| INPUT MATERIAL |
◇ ◇ ◇ ◇ ◇ ◇ ◇

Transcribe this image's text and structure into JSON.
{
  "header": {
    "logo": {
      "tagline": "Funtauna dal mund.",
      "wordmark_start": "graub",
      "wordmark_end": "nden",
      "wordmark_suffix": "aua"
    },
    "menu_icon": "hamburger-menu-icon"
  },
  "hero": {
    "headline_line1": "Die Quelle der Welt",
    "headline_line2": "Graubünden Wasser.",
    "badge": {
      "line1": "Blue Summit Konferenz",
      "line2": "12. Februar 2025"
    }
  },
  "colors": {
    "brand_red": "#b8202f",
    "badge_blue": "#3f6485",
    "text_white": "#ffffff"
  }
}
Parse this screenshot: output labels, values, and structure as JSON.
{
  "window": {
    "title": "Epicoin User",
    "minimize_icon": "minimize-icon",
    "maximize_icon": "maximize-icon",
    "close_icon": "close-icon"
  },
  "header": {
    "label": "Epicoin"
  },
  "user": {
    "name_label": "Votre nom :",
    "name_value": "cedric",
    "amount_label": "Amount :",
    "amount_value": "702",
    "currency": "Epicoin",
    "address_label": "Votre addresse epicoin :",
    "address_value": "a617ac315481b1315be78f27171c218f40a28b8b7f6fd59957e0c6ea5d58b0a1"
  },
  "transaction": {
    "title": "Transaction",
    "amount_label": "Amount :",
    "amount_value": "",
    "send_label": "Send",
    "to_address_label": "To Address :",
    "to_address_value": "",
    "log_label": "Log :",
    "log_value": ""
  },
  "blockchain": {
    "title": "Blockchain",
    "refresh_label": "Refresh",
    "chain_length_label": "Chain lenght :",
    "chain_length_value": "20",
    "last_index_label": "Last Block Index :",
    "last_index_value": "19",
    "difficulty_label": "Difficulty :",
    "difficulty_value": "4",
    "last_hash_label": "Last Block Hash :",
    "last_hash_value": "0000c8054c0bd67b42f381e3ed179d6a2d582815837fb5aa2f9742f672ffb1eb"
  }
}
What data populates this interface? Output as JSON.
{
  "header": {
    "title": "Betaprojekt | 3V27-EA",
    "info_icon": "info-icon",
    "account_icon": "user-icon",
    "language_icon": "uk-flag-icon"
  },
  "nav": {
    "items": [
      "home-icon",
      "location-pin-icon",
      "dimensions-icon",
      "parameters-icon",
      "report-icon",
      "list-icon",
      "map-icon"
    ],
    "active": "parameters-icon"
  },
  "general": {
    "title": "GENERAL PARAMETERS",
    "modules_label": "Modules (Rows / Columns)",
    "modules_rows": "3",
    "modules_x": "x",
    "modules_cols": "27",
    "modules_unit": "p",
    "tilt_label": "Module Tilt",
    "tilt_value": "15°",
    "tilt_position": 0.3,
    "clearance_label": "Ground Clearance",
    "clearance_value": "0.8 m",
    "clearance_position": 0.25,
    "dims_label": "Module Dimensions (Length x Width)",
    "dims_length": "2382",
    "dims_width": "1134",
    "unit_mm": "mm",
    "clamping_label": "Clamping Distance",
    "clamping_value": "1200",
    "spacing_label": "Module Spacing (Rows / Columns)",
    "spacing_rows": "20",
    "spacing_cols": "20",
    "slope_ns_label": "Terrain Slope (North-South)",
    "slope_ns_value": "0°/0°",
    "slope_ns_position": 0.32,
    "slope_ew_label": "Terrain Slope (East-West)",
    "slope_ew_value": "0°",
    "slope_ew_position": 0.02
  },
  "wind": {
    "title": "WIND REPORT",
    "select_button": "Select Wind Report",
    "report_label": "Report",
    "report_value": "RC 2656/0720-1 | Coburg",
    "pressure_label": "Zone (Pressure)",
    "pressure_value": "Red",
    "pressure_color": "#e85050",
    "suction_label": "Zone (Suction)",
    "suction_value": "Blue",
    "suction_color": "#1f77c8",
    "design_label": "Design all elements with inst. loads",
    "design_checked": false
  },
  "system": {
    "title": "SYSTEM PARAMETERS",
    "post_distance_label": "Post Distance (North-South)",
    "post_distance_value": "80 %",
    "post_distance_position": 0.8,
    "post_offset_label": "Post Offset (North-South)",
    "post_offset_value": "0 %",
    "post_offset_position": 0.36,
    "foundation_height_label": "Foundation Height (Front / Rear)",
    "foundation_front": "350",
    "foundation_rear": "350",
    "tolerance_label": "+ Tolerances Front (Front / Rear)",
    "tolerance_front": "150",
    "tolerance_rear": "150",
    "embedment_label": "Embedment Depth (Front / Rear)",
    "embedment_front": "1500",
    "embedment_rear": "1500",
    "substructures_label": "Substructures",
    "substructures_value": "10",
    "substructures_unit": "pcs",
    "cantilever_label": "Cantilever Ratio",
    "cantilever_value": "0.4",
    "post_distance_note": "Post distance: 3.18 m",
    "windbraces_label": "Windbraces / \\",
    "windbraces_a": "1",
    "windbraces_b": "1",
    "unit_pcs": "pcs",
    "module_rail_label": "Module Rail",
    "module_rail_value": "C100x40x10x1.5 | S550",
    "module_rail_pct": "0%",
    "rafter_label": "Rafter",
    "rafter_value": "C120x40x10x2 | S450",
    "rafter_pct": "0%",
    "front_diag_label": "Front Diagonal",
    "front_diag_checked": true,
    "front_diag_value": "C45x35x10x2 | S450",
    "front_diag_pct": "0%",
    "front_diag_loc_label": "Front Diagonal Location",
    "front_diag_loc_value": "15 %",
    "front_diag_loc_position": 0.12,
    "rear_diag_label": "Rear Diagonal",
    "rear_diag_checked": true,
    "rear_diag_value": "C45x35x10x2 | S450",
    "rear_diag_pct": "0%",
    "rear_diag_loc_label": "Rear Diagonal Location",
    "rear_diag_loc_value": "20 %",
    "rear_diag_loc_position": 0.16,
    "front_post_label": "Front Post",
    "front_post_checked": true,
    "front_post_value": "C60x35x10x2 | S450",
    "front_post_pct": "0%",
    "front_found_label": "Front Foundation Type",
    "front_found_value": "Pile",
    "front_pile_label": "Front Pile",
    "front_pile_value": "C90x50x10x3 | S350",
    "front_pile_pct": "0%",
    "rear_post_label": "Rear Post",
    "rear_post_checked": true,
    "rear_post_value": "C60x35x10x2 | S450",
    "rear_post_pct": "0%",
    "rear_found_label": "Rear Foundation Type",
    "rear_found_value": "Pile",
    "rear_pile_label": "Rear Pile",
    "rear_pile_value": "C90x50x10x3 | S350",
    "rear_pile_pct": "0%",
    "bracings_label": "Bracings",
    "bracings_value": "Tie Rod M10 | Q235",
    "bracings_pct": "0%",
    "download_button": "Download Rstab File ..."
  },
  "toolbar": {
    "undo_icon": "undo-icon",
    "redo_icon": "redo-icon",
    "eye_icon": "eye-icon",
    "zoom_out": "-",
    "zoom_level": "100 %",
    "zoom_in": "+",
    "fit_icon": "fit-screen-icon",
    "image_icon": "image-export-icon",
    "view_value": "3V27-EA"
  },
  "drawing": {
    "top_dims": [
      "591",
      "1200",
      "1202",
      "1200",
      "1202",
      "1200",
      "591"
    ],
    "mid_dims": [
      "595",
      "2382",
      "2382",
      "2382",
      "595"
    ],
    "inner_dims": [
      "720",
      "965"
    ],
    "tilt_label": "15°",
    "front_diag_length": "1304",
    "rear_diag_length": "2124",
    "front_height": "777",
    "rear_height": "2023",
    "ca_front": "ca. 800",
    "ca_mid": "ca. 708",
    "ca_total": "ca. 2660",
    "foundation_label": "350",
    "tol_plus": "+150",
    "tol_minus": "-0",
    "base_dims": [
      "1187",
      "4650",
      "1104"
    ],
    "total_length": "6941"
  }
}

◇ ◇ ◇ ◇ ◇ ◇ ◇

| WRITTEN EXERCISE |
Extract the data in full. Keep it word for word.

| TASK RESPONSE |
Transcribe this image's text and structure into JSON.
{
  "header": {
    "logo": {
      "tagline": "Funtauna dal mund.",
      "wordmark_start": "graub",
      "wordmark_end": "nden",
      "wordmark_suffix": "aua"
    },
    "menu_icon": "hamburger-menu-icon"
  },
  "hero": {
    "headline_line1": "Die Quelle der Welt",
    "headline_line2": "Graubünden Wasser.",
    "badge": {
      "line1": "Blue Summit Konferenz",
      "line2": "12. Februar 2025"
    }
  },
  "colors": {
    "brand_red": "#b8202f",
    "badge_blue": "#3f6485",
    "text_white": "#ffffff"
  }
}
Parse this screenshot: output labels, values, and structure as JSON.
{
  "window": {
    "title": "Epicoin User",
    "minimize_icon": "minimize-icon",
    "maximize_icon": "maximize-icon",
    "close_icon": "close-icon"
  },
  "header": {
    "label": "Epicoin"
  },
  "user": {
    "name_label": "Votre nom :",
    "name_value": "cedric",
    "amount_label": "Amount :",
    "amount_value": "702",
    "currency": "Epicoin",
    "address_label": "Votre addresse epicoin :",
    "address_value": "a617ac315481b1315be78f27171c218f40a28b8b7f6fd59957e0c6ea5d58b0a1"
  },
  "transaction": {
    "title": "Transaction",
    "amount_label": "Amount :",
    "amount_value": "",
    "send_label": "Send",
    "to_address_label": "To Address :",
    "to_address_value": "",
    "log_label": "Log :",
    "log_value": ""
  },
  "blockchain": {
    "title": "Blockchain",
    "refresh_label": "Refresh",
    "chain_length_label": "Chain lenght :",
    "chain_length_value": "20",
    "last_index_label": "Last Block Index :",
    "last_index_value": "19",
    "difficulty_label": "Difficulty :",
    "difficulty_value": "4",
    "last_hash_label": "Last Block Hash :",
    "last_hash_value": "0000c8054c0bd67b42f381e3ed179d6a2d582815837fb5aa2f9742f672ffb1eb"
  }
}
What data populates this interface? Output as JSON.
{
  "header": {
    "title": "Betaprojekt | 3V27-EA",
    "info_icon": "info-icon",
    "account_icon": "user-icon",
    "language_icon": "uk-flag-icon"
  },
  "nav": {
    "items": [
      "home-icon",
      "location-pin-icon",
      "dimensions-icon",
      "parameters-icon",
      "report-icon",
      "list-icon",
      "map-icon"
    ],
    "active": "parameters-icon"
  },
  "general": {
    "title": "GENERAL PARAMETERS",
    "modules_label": "Modules (Rows / Columns)",
    "modules_rows": "3",
    "modules_x": "x",
    "modules_cols": "27",
    "modules_unit": "p",
    "tilt_label": "Module Tilt",
    "tilt_value": "15°",
    "tilt_position": 0.3,
    "clearance_label": "Ground Clearance",
    "clearance_value": "0.8 m",
    "clearance_position": 0.25,
    "dims_label": "Module Dimensions (Length x Width)",
    "dims_length": "2382",
    "dims_width": "1134",
    "unit_mm": "mm",
    "clamping_label": "Clamping Distance",
    "clamping_value": "1200",
    "spacing_label": "Module Spacing (Rows / Columns)",
    "spacing_rows": "20",
    "spacing_cols": "20",
    "slope_ns_label": "Terrain Slope (North-South)",
    "slope_ns_value": "0°/0°",
    "slope_ns_position": 0.32,
    "slope_ew_label": "Terrain Slope (East-West)",
    "slope_ew_value": "0°",
    "slope_ew_position": 0.02
  },
  "wind": {
    "title": "WIND REPORT",
    "select_button": "Select Wind Report",
    "report_label": "Report",
    "report_value": "RC 2656/0720-1 | Coburg",
    "pressure_label": "Zone (Pressure)",
    "pressure_value": "Red",
    "pressure_color": "#e85050",
    "suction_label": "Zone (Suction)",
    "suction_value": "Blue",
    "suction_color": "#1f77c8",
    "design_label": "Design all elements with inst. loads",
    "design_checked": false
  },
  "system": {
    "title": "SYSTEM PARAMETERS",
    "post_distance_label": "Post Distance (North-South)",
    "post_distance_value": "80 %",
    "post_distance_position": 0.8,
    "post_offset_label": "Post Offset (North-South)",
    "post_offset_value": "0 %",
    "post_offset_position": 0.36,
    "foundation_height_label": "Foundation Height (Front / Rear)",
    "foundation_front": "350",
    "foundation_rear": "350",
    "tolerance_label": "+ Tolerances Front (Front / Rear)",
    "tolerance_front": "150",
    "tolerance_rear": "150",
    "embedment_label": "Embedment Depth (Front / Rear)",
    "embedment_front": "1500",
    "embedment_rear": "1500",
    "substructures_label": "Substructures",
    "substructures_value": "10",
    "substructures_unit": "pcs",
    "cantilever_label": "Cantilever Ratio",
    "cantilever_value": "0.4",
    "post_distance_note": "Post distance: 3.18 m",
    "windbraces_label": "Windbraces / \\",
    "windbraces_a": "1",
    "windbraces_b": "1",
    "unit_pcs": "pcs",
    "module_rail_label": "Module Rail",
    "module_rail_value": "C100x40x10x1.5 | S550",
    "module_rail_pct": "0%",
    "rafter_label": "Rafter",
    "rafter_value": "C120x40x10x2 | S450",
    "rafter_pct": "0%",
    "front_diag_label": "Front Diagonal",
    "front_diag_checked": true,
    "front_diag_value": "C45x35x10x2 | S450",
    "front_diag_pct": "0%",
    "front_diag_loc_label": "Front Diagonal Location",
    "front_diag_loc_value": "15 %",
    "front_diag_loc_position": 0.12,
    "rear_diag_label": "Rear Diagonal",
    "rear_diag_checked": true,
    "rear_diag_value": "C45x35x10x2 | S450",
    "rear_diag_pct": "0%",
    "rear_diag_loc_label": "Rear Diagonal Location",
    "rear_diag_loc_value": "20 %",
    "rear_diag_loc_position": 0.16,
    "front_post_label": "Front Post",
    "front_post_checked": true,
    "front_post_value": "C60x35x10x2 | S450",
    "front_post_pct": "0%",
    "front_found_label": "Front Foundation Type",
    "front_found_value": "Pile",
    "front_pile_label": "Front Pile",
    "front_pile_value": "C90x50x10x3 | S350",
    "front_pile_pct": "0%",
    "rear_post_label": "Rear Post",
    "rear_post_checked": true,
    "rear_post_value": "C60x35x10x2 | S450",
    "rear_post_pct": "0%",
    "rear_found_label": "Rear Foundation Type",
    "rear_found_value": "Pile",
    "rear_pile_label": "Rear Pile",
    "rear_pile_value": "C90x50x10x3 | S350",
    "rear_pile_pct": "0%",
    "bracings_label": "Bracings",
    "bracings_value": "Tie Rod M10 | Q235",
    "bracings_pct": "0%",
    "download_button": "Download Rstab File ..."
  },
  "toolbar": {
    "undo_icon": "undo-icon",
    "redo_icon": "redo-icon",
    "eye_icon": "eye-icon",
    "zoom_out": "-",
    "zoom_level": "100 %",
    "zoom_in": "+",
    "fit_icon": "fit-screen-icon",
    "image_icon": "image-export-icon",
    "view_value": "3V27-EA"
  },
  "drawing": {
    "top_dims": [
      "591",
      "1200",
      "1202",
      "1200",
      "1202",
      "1200",
      "591"
    ],
    "mid_dims": [
      "595",
      "2382",
      "2382",
      "2382",
      "595"
    ],
    "inner_dims": [
      "720",
      "965"
    ],
    "tilt_label": "15°",
    "front_diag_length": "1304",
    "rear_diag_length": "2124",
    "front_height": "777",
    "rear_height": "2023",
    "ca_front": "ca. 800",
    "ca_mid": "ca. 708",
    "ca_total": "ca. 2660",
    "foundation_label": "350",
    "tol_plus": "+150",
    "tol_minus": "-0",
    "base_dims": [
      "1187",
      "4650",
      "1104"
    ],
    "total_length": "6941"
  }
}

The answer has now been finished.